Prompt | Convert the listing into a Markdown table with the columns Row and Entry, starting at the line that contains "inset-map bbox=[883, 542, 1054, 752]" and stopping after the line that contains "island-dot bbox=[683, 1593, 688, 1598]". Number each row, and leave out any blank lines.
* begin *
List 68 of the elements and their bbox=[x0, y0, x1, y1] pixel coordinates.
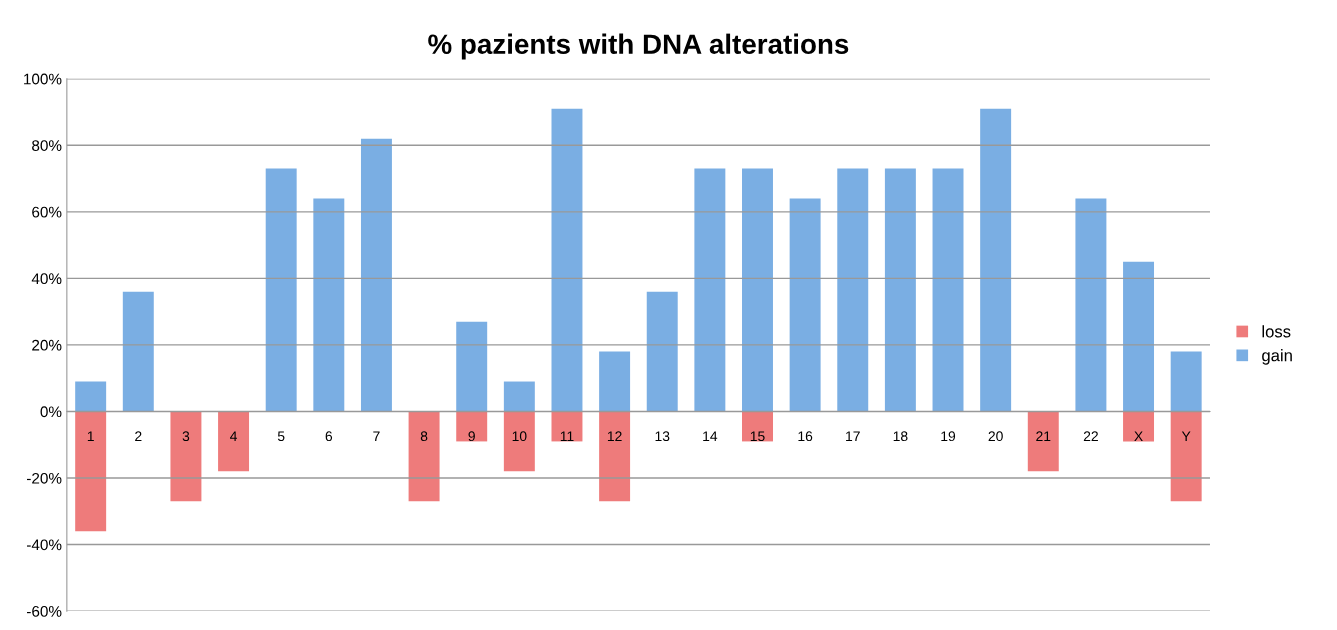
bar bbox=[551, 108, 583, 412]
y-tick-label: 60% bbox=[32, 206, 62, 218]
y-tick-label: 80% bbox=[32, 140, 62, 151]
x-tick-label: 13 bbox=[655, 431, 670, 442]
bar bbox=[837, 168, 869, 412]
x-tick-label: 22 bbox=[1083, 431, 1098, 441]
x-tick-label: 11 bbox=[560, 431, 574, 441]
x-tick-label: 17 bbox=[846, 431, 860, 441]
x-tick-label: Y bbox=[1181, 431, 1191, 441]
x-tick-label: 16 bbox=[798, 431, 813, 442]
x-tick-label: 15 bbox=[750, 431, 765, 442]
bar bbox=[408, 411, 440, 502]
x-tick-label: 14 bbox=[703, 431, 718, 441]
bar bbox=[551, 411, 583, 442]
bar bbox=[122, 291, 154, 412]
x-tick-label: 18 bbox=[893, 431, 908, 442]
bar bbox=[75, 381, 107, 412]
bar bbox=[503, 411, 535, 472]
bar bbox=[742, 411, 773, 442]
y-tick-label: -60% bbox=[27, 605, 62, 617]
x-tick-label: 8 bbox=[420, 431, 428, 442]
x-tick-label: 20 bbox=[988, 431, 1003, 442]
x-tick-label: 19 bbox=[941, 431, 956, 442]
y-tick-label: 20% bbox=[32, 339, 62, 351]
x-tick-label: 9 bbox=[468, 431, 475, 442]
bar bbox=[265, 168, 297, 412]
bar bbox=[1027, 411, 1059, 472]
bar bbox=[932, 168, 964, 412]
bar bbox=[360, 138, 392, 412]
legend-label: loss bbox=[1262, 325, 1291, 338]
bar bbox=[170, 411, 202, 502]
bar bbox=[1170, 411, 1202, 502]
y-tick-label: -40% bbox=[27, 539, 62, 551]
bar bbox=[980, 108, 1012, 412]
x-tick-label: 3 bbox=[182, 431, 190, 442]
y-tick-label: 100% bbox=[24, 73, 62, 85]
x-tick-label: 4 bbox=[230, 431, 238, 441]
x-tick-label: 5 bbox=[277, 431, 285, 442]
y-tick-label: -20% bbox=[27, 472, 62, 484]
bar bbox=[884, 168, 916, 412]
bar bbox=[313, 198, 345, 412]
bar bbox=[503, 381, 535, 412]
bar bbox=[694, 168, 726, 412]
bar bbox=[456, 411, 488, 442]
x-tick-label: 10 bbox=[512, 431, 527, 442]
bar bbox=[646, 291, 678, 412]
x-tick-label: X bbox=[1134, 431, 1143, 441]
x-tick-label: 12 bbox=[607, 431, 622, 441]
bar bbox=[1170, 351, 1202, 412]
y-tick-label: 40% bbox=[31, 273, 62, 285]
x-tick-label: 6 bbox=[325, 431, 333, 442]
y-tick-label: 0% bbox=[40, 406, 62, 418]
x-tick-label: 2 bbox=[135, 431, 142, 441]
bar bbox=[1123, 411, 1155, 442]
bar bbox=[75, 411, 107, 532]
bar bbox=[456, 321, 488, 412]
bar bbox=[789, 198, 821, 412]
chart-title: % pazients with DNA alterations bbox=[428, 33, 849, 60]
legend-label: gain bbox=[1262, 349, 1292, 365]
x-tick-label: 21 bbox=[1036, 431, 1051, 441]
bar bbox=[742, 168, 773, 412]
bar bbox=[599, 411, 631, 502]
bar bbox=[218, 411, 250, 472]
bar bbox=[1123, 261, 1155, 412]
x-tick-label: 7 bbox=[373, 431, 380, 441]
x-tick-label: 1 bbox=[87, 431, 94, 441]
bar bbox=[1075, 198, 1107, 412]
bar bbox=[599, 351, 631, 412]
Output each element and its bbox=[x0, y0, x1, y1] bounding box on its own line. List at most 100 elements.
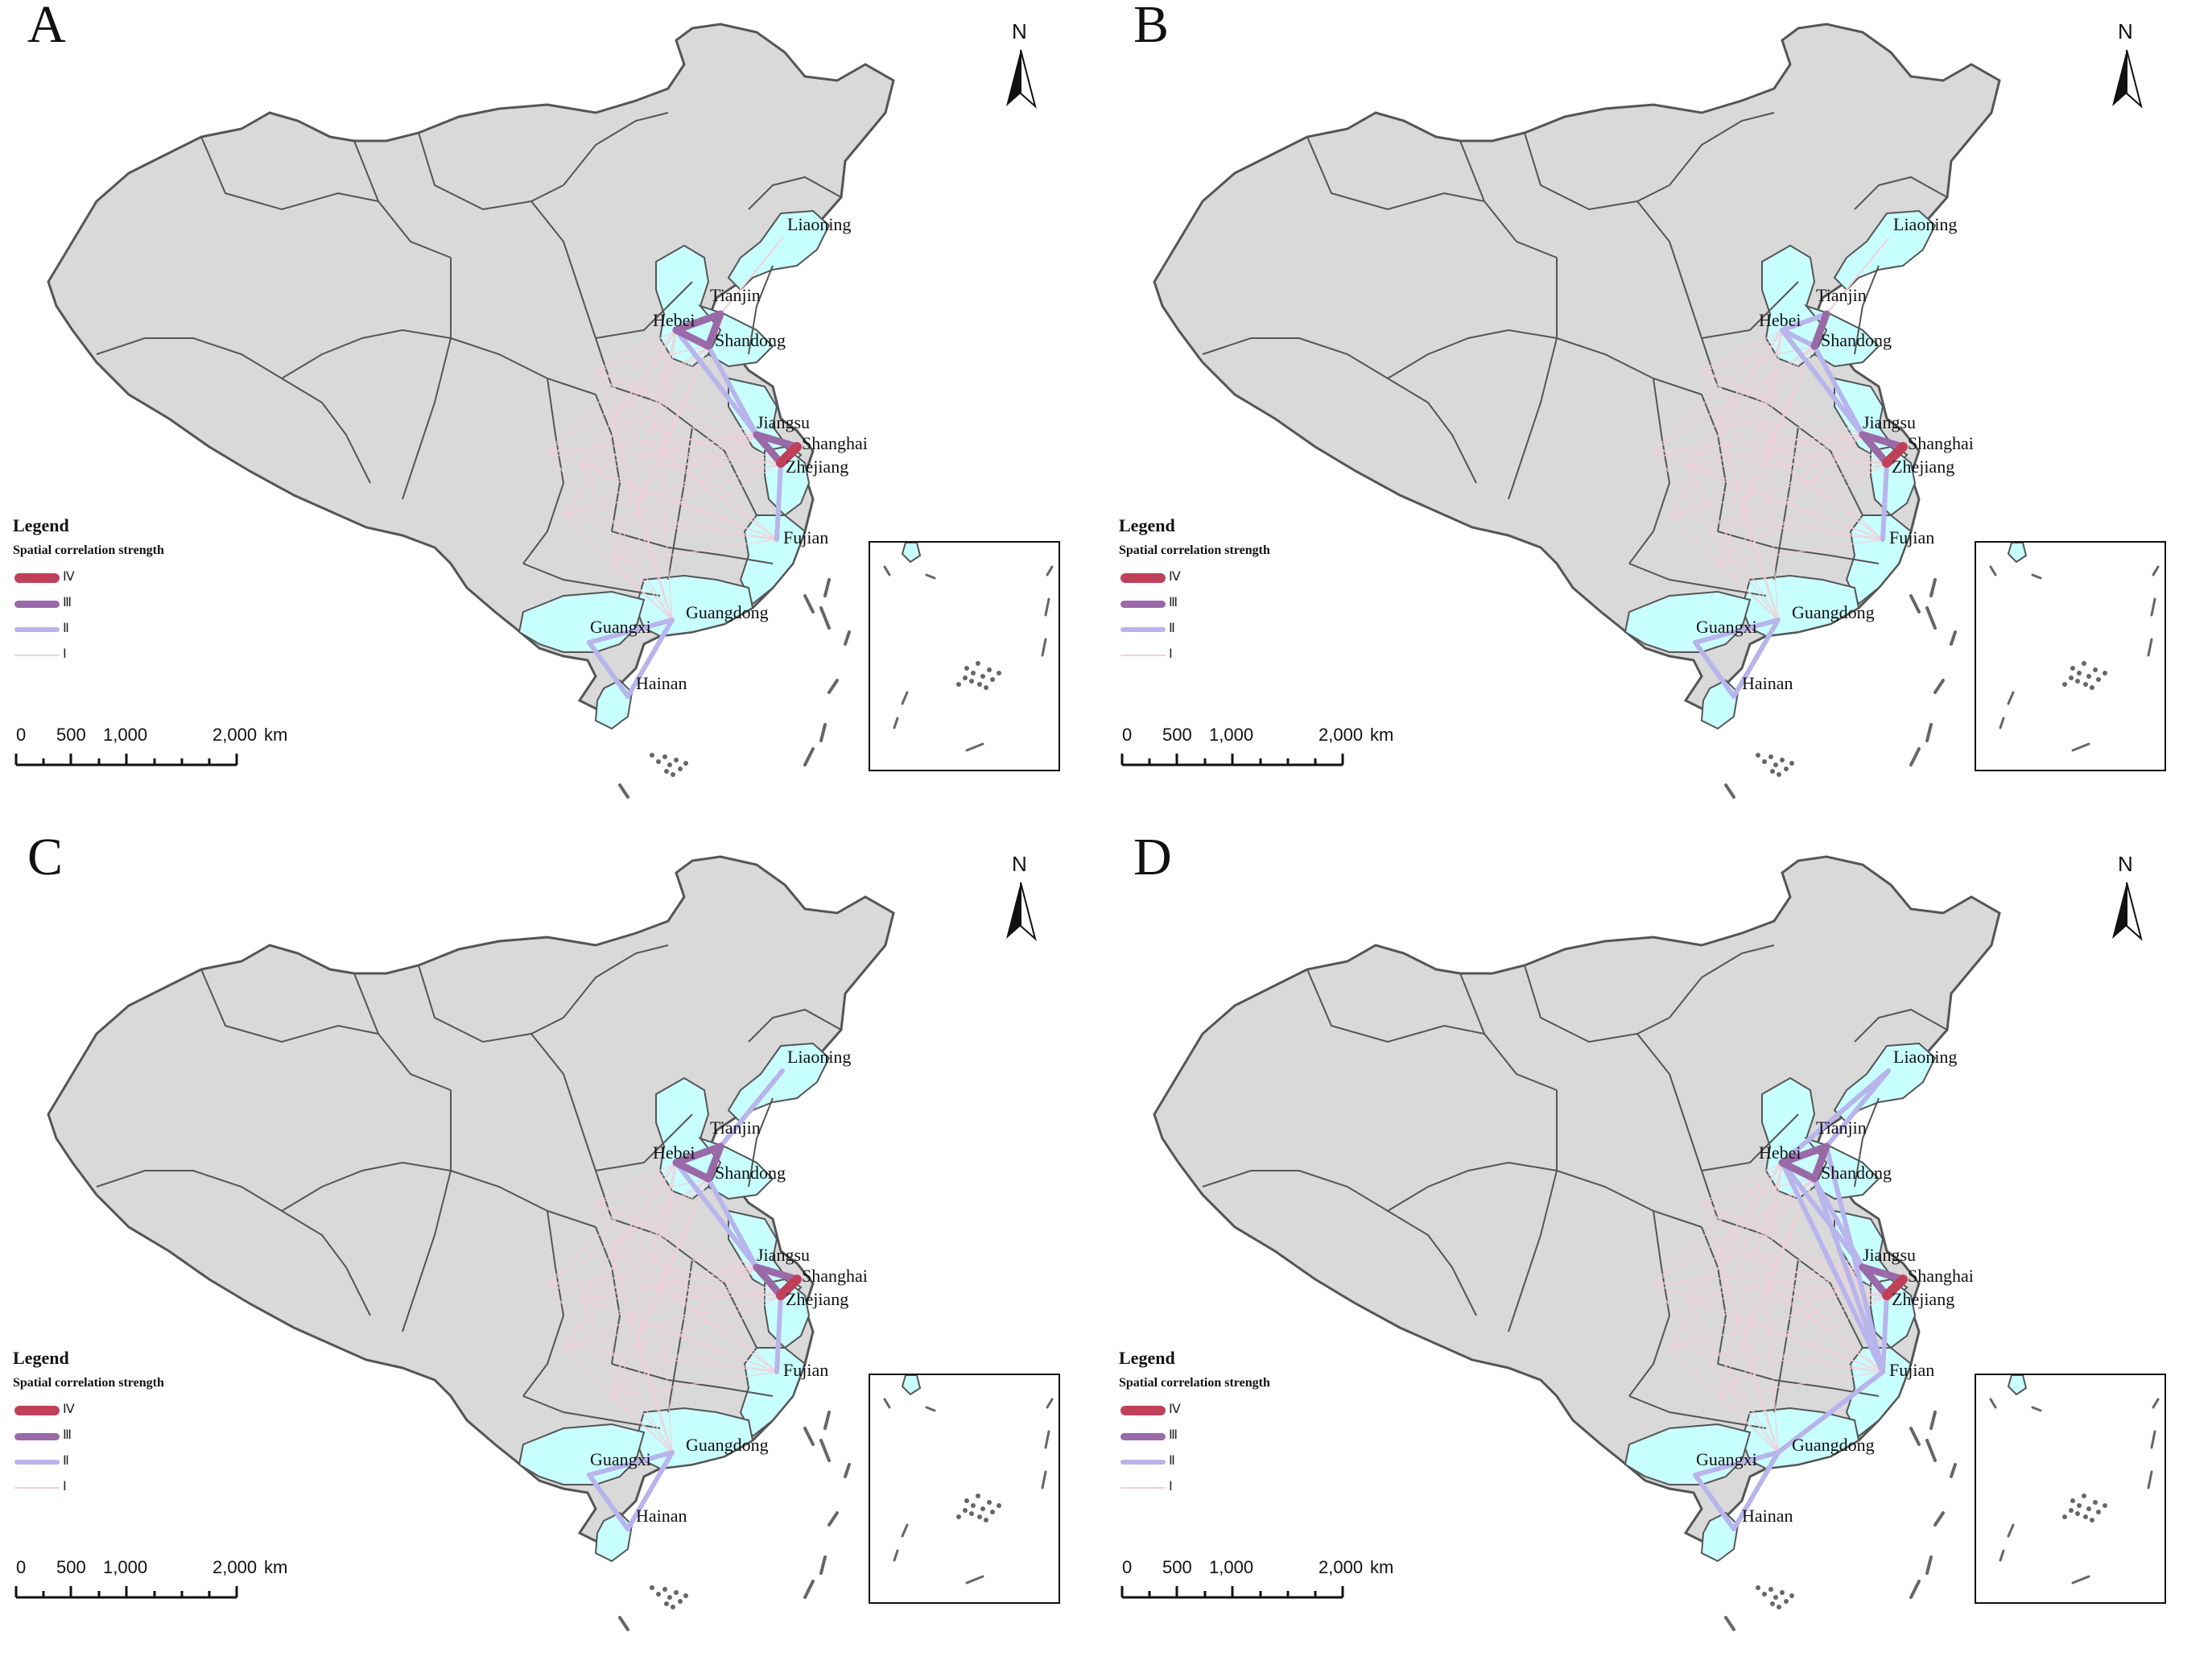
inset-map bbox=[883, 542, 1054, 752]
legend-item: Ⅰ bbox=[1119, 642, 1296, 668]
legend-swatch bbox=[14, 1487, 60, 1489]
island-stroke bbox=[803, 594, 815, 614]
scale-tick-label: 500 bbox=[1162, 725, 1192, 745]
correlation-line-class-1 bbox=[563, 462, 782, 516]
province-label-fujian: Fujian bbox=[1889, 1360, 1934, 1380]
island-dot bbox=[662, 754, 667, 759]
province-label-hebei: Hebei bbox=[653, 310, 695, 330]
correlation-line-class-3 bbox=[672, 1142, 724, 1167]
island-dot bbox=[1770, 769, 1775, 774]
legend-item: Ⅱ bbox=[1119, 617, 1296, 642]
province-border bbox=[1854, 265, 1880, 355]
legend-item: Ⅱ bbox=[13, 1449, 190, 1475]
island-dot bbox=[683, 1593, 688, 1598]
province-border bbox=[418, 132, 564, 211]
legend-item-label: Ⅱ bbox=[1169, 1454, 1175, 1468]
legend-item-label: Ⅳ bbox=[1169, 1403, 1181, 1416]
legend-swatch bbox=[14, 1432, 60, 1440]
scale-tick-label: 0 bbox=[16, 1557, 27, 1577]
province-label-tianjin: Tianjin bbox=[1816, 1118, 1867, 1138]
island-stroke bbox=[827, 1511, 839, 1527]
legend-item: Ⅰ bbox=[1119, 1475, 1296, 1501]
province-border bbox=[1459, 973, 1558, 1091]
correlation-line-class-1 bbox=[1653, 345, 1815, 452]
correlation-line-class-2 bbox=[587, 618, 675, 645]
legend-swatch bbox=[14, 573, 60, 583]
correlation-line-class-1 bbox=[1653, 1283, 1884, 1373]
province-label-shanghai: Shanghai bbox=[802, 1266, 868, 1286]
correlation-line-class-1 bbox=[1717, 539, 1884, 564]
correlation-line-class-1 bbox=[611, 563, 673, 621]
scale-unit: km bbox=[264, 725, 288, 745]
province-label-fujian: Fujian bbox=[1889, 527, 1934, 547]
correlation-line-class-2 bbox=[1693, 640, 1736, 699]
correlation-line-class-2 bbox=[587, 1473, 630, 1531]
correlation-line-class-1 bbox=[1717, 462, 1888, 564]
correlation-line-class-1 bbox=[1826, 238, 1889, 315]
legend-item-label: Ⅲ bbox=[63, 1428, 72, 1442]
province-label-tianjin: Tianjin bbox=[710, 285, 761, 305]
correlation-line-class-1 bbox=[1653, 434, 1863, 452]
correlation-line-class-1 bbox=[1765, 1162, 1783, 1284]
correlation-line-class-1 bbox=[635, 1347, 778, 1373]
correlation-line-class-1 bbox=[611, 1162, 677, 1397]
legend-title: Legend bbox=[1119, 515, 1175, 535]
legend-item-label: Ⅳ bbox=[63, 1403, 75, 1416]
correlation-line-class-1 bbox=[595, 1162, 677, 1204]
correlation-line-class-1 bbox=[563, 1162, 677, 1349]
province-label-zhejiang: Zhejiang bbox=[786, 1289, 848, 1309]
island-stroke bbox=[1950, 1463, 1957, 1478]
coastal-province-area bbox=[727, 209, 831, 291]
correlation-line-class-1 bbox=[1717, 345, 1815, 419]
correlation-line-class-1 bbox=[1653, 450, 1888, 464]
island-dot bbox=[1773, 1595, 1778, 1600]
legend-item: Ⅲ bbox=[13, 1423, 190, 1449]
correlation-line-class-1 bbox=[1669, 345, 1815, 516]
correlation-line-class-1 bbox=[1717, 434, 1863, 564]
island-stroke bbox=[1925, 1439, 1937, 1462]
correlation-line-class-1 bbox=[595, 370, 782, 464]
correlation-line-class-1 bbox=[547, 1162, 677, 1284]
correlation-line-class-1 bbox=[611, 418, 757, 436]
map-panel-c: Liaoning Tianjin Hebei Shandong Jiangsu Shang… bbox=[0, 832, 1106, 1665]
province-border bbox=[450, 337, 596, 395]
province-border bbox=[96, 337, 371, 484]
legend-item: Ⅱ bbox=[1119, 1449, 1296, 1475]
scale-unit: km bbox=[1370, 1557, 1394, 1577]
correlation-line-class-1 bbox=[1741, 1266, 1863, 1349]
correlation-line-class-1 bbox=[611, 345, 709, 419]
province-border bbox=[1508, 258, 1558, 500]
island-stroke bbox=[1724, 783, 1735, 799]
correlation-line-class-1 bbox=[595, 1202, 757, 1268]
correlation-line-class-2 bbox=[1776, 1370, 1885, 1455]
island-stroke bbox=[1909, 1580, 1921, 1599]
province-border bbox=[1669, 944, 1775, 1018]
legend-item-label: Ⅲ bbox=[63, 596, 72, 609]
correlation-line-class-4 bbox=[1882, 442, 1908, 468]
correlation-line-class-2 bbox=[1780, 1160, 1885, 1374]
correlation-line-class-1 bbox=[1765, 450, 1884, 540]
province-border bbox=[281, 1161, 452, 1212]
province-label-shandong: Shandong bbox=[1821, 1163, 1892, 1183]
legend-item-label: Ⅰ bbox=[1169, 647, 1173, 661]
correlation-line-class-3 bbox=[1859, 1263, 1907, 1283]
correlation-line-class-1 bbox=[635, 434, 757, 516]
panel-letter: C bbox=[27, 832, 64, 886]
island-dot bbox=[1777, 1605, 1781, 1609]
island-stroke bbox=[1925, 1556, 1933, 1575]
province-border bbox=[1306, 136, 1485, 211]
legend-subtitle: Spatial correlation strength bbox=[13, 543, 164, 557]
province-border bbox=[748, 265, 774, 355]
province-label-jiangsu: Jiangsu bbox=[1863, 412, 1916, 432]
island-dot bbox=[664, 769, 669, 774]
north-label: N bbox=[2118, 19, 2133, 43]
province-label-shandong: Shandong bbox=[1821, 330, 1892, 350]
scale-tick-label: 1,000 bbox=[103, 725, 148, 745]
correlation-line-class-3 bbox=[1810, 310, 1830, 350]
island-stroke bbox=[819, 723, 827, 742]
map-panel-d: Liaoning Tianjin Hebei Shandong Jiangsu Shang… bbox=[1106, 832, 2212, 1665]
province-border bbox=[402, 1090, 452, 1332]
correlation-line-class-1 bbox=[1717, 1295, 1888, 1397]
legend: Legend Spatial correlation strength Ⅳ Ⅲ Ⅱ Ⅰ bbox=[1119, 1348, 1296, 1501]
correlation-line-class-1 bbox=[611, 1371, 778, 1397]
* end *
Solution to this exercise |
| Row | Entry |
|---|---|
| 1 | inset-map bbox=[883, 542, 1054, 752] |
| 2 | legend-item: Ⅰ bbox=[1119, 642, 1296, 668] |
| 3 | legend-swatch bbox=[14, 1487, 60, 1489] |
| 4 | island-stroke bbox=[803, 594, 815, 614] |
| 5 | scale-tick-label: 500 bbox=[1162, 725, 1192, 745] |
| 6 | correlation-line-class-1 bbox=[563, 462, 782, 516] |
| 7 | province-label-fujian: Fujian bbox=[1889, 1360, 1934, 1380] |
| 8 | island-dot bbox=[662, 754, 667, 759] |
| 9 | province-label-hebei: Hebei bbox=[653, 310, 695, 330] |
| 10 | correlation-line-class-3 bbox=[672, 1142, 724, 1167] |
| 11 | island-dot bbox=[1770, 769, 1775, 774] |
| 12 | legend-item: Ⅱ bbox=[1119, 617, 1296, 642] |
| 13 | province-border bbox=[1854, 265, 1880, 355] |
| 14 | legend-item: Ⅱ bbox=[13, 1449, 190, 1475] |
| 15 | island-dot bbox=[683, 1593, 688, 1598] |